··· DATA
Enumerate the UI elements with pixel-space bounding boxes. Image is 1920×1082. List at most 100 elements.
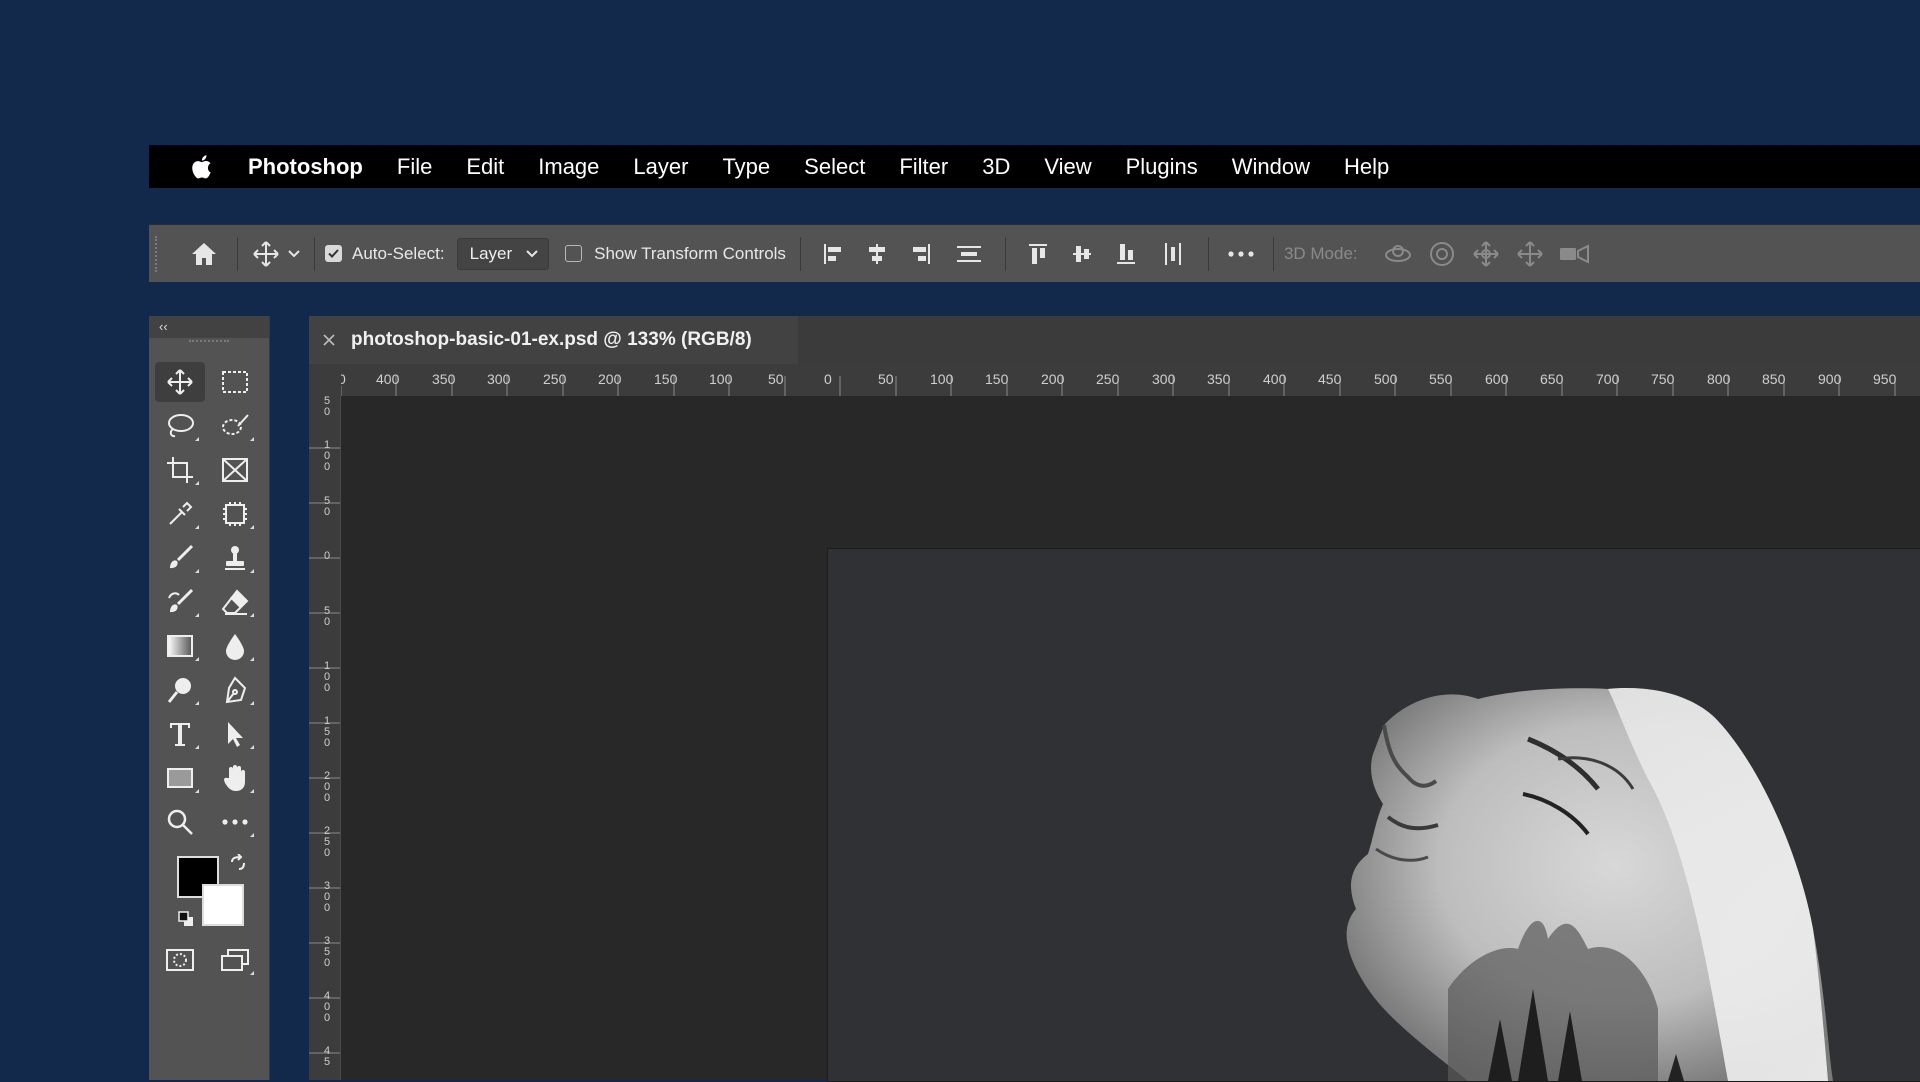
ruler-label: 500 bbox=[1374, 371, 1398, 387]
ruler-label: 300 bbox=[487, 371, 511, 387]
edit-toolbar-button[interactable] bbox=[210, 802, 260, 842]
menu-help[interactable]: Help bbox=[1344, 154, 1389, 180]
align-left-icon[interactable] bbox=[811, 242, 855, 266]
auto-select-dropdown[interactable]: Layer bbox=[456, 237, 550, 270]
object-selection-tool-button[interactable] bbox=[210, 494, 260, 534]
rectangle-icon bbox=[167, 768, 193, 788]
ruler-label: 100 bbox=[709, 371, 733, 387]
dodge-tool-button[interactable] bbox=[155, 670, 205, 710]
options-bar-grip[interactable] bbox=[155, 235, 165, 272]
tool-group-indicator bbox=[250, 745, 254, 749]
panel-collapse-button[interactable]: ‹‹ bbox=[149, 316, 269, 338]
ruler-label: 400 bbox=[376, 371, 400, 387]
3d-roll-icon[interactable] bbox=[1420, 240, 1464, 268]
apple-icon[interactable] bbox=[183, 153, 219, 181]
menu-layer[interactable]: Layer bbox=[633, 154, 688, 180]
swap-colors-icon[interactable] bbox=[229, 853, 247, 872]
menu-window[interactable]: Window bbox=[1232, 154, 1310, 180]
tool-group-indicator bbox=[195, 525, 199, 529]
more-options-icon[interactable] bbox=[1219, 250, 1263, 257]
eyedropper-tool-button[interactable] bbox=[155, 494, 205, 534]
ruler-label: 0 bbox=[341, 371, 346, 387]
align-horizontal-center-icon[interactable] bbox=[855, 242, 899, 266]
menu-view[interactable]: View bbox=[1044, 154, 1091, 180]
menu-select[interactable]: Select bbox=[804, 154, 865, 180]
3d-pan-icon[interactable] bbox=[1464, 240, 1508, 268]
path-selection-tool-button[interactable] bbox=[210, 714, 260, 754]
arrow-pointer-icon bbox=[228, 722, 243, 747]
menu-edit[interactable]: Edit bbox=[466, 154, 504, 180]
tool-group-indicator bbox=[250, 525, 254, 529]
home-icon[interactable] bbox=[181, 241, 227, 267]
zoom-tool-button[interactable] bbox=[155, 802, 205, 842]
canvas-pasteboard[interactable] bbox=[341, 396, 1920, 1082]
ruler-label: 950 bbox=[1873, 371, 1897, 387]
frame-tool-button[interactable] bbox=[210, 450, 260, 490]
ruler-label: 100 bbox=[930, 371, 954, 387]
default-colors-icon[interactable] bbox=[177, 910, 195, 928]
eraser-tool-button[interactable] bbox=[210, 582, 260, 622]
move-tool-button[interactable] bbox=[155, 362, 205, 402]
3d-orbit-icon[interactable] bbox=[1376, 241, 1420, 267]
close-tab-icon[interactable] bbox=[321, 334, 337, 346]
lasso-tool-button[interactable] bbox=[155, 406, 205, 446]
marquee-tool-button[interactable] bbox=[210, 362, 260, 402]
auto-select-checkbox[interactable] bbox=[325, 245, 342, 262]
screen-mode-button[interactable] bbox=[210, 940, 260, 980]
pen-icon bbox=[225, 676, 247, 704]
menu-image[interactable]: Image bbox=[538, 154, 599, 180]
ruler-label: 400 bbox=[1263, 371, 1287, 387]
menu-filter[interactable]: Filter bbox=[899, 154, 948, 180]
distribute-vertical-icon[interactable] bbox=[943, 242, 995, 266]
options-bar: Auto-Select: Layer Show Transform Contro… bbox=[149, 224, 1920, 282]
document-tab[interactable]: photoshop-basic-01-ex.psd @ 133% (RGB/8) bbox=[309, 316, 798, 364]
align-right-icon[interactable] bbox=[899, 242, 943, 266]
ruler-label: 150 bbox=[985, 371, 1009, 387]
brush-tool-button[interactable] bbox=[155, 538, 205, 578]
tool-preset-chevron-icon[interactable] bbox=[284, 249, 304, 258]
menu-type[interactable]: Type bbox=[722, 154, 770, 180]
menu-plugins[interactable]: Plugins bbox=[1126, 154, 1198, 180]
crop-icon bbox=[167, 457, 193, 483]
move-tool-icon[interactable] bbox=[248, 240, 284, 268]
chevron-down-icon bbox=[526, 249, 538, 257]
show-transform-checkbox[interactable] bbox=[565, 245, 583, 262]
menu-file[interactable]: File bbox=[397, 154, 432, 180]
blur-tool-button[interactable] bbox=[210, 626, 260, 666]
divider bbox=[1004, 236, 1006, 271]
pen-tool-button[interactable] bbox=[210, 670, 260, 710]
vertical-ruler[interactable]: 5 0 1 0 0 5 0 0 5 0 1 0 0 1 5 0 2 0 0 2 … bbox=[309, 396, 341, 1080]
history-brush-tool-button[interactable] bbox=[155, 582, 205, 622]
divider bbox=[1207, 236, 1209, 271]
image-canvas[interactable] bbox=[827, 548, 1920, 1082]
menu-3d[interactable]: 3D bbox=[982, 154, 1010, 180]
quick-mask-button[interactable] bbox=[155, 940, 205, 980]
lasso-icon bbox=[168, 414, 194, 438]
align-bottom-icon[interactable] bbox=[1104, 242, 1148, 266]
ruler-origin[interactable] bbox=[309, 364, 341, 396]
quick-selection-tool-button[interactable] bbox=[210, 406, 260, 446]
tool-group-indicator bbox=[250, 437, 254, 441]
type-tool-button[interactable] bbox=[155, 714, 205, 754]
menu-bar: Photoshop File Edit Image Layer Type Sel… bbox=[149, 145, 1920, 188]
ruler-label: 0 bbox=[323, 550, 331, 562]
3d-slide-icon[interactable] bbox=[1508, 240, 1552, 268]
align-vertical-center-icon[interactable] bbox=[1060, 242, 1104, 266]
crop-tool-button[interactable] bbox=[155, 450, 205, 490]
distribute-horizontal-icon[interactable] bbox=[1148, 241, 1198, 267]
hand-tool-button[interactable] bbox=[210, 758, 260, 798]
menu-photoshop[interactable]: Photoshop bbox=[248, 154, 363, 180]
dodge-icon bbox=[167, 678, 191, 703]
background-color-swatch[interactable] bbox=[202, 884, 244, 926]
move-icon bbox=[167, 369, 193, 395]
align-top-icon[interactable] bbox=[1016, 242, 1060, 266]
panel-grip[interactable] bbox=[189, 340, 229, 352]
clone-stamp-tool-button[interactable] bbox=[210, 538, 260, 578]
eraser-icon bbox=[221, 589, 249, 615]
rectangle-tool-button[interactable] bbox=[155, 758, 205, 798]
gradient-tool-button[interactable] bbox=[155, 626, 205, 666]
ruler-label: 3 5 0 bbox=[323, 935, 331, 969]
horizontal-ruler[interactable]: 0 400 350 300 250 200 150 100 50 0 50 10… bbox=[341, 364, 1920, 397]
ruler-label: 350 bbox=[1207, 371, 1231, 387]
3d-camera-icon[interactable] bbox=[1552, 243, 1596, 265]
······
THE PROBLEM: Convert the listing above into a JSON list of strings, with one string for each line. Skip blank lines and leave the picture out.

FINAL RESULT:
[
  "Enumerate the UI elements with pixel-space bounding boxes. Image is 1920×1082. List at most 100 elements.",
  "ruler-label: 500 bbox=[1374, 371, 1398, 387]",
  "ruler-label: 300 bbox=[487, 371, 511, 387]",
  "edit-toolbar-button[interactable] bbox=[210, 802, 260, 842]",
  "menu-help[interactable]: Help bbox=[1344, 154, 1389, 180]",
  "align-left-icon[interactable] bbox=[811, 242, 855, 266]",
  "auto-select-dropdown[interactable]: Layer bbox=[456, 237, 550, 270]",
  "object-selection-tool-button[interactable] bbox=[210, 494, 260, 534]",
  "rectangle-icon bbox=[167, 768, 193, 788]",
  "ruler-label: 100 bbox=[709, 371, 733, 387]",
  "dodge-tool-button[interactable] bbox=[155, 670, 205, 710]",
  "options-bar-grip[interactable] bbox=[155, 235, 165, 272]",
  "tool-group-indicator bbox=[250, 745, 254, 749]",
  "panel-collapse-button[interactable]: ‹‹ bbox=[149, 316, 269, 338]",
  "ruler-label: 400 bbox=[376, 371, 400, 387]",
  "3d-roll-icon[interactable] bbox=[1420, 240, 1464, 268]",
  "apple-icon[interactable] bbox=[183, 153, 219, 181]",
  "menu-layer[interactable]: Layer bbox=[633, 154, 688, 180]",
  "swap-colors-icon[interactable] bbox=[229, 853, 247, 872]",
  "menu-window[interactable]: Window bbox=[1232, 154, 1310, 180]",
  "tool-group-indicator bbox=[195, 525, 199, 529]",
  "more-options-icon[interactable] bbox=[1219, 250, 1263, 257]",
  "eyedropper-tool-button[interactable] bbox=[155, 494, 205, 534]",
  "ruler-label: 0 bbox=[341, 371, 346, 387]",
  "align-horizontal-center-icon[interactable] bbox=[855, 242, 899, 266]",
  "menu-view[interactable]: View bbox=[1044, 154, 1091, 180]",
  "menu-select[interactable]: Select bbox=[804, 154, 865, 180]",
  "3d-pan-icon[interactable] bbox=[1464, 240, 1508, 268]",
  "path-selection-tool-button[interactable] bbox=[210, 714, 260, 754]",
  "arrow-pointer-icon bbox=[228, 722, 243, 747]",
  "menu-edit[interactable]: Edit bbox=[466, 154, 504, 180]",
  "tool-group-indicator bbox=[250, 525, 254, 529]",
  "home-icon[interactable] bbox=[181, 241, 227, 267]",
  "zoom-tool-button[interactable] bbox=[155, 802, 205, 842]",
  "canvas-pasteboard[interactable] bbox=[341, 396, 1920, 1082]",
  "ruler-label: 950 bbox=[1873, 371, 1897, 387]",
  "frame-tool-button[interactable] bbox=[210, 450, 260, 490]",
  "ruler-label: 100 bbox=[930, 371, 954, 387]",
  "default-colors-icon[interactable] bbox=[177, 910, 195, 928]",
  "eraser-tool-button[interactable] bbox=[210, 582, 260, 622]",
  "move-tool-button[interactable] bbox=[155, 362, 205, 402]",
  "3d-orbit-icon[interactable] bbox=[1376, 241, 1420, 267]",
  "close-tab-icon[interactable] bbox=[321, 334, 337, 346]",
  "lasso-tool-button[interactable] bbox=[155, 406, 205, 446]",
  "marquee-tool-button[interactable] bbox=[210, 362, 260, 402]",
  "auto-select-checkbox[interactable] bbox=[325, 245, 342, 262]",
  "screen-mode-button[interactable] bbox=[210, 940, 260, 980]",
  "pen-icon bbox=[225, 676, 247, 704]",
  "menu-image[interactable]: Image bbox=[538, 154, 599, 180]",
  "ruler-label: 400 bbox=[1263, 371, 1287, 387]",
  "menu-filter[interactable]: Filter bbox=[899, 154, 948, 180]",
  "distribute-vertical-icon[interactable] bbox=[943, 242, 995, 266]",
  "options-bar: Auto-Select: Layer Show Transform Contro… bbox=[149, 224, 1920, 282]",
  "document-tab[interactable]: photoshop-basic-01-ex.psd @ 133% (RGB/8) bbox=[309, 316, 798, 364]",
  "align-right-icon[interactable] bbox=[899, 242, 943, 266]",
  "ruler-label: 150 bbox=[985, 371, 1009, 387]",
  "brush-tool-button[interactable] bbox=[155, 538, 205, 578]",
  "tool-preset-chevron-icon[interactable] bbox=[284, 249, 304, 258]",
  "menu-type[interactable]: Type bbox=[722, 154, 770, 180]",
  "menu-plugins[interactable]: Plugins bbox=[1126, 154, 1198, 180]",
  "crop-icon bbox=[167, 457, 193, 483]",
  "move-tool-icon[interactable] bbox=[248, 240, 284, 268]",
  "chevron-down-icon bbox=[526, 249, 538, 257]",
  "show-transform-checkbox[interactable] bbox=[565, 245, 583, 262]",
  "menu-file[interactable]: File bbox=[397, 154, 432, 180]",
  "blur-tool-button[interactable] bbox=[210, 626, 260, 666]",
  "divider bbox=[1004, 236, 1006, 271]",
  "pen-tool-button[interactable] bbox=[210, 670, 260, 710]",
  "vertical-ruler[interactable]: 5 0 1 0 0 5 0 0 5 0 1 0 0 1 5 0 2 0 0 2 … bbox=[309, 396, 341, 1080]",
  "history-brush-tool-button[interactable] bbox=[155, 582, 205, 622]",
  "divider bbox=[1207, 236, 1209, 271]",
  "image-canvas[interactable] bbox=[827, 548, 1920, 1082]",
  "menu-3d[interactable]: 3D bbox=[982, 154, 1010, 180]",
  "quick-mask-button[interactable] bbox=[155, 940, 205, 980]",
  "lasso-icon bbox=[168, 414, 194, 438]",
  "align-bottom-icon[interactable] bbox=[1104, 242, 1148, 266]",
  "ruler-origin[interactable] bbox=[309, 364, 341, 396]",
  "quick-selection-tool-button[interactable] bbox=[210, 406, 260, 446]",
  "tool-group-indicator bbox=[250, 437, 254, 441]",
  "type-tool-button[interactable] bbox=[155, 714, 205, 754]",
  "menu-bar: Photoshop File Edit Image Layer Type Sel… bbox=[149, 145, 1920, 188]",
  "ruler-label: 0 bbox=[323, 550, 331, 562]",
  "3d-slide-icon[interactable] bbox=[1508, 240, 1552, 268]",
  "align-vertical-center-icon[interactable] bbox=[1060, 242, 1104, 266]",
  "crop-tool-button[interactable] bbox=[155, 450, 205, 490]",
  "distribute-horizontal-icon[interactable] bbox=[1148, 241, 1198, 267]",
  "hand-tool-button[interactable] bbox=[210, 758, 260, 798]",
  "menu-photoshop[interactable]: Photoshop bbox=[248, 154, 363, 180]",
  "dodge-icon bbox=[167, 678, 191, 703]",
  "background-color-swatch[interactable] bbox=[202, 884, 244, 926]",
  "move-icon bbox=[167, 369, 193, 395]",
  "align-top-icon[interactable] bbox=[1016, 242, 1060, 266]",
  "panel-grip[interactable] bbox=[189, 340, 229, 352]",
  "clone-stamp-tool-button[interactable] bbox=[210, 538, 260, 578]",
  "eraser-icon bbox=[221, 589, 249, 615]",
  "rectangle-tool-button[interactable] bbox=[155, 758, 205, 798]",
  "gradient-tool-button[interactable] bbox=[155, 626, 205, 666]",
  "ruler-label: 3 5 0 bbox=[323, 935, 331, 969]",
  "horizontal-ruler[interactable]: 0 400 350 300 250 200 150 100 50 0 50 10… bbox=[341, 364, 1920, 397]",
  "ruler-label: 350 bbox=[1207, 371, 1231, 387]",
  "3d-camera-icon[interactable] bbox=[1552, 243, 1596, 265]"
]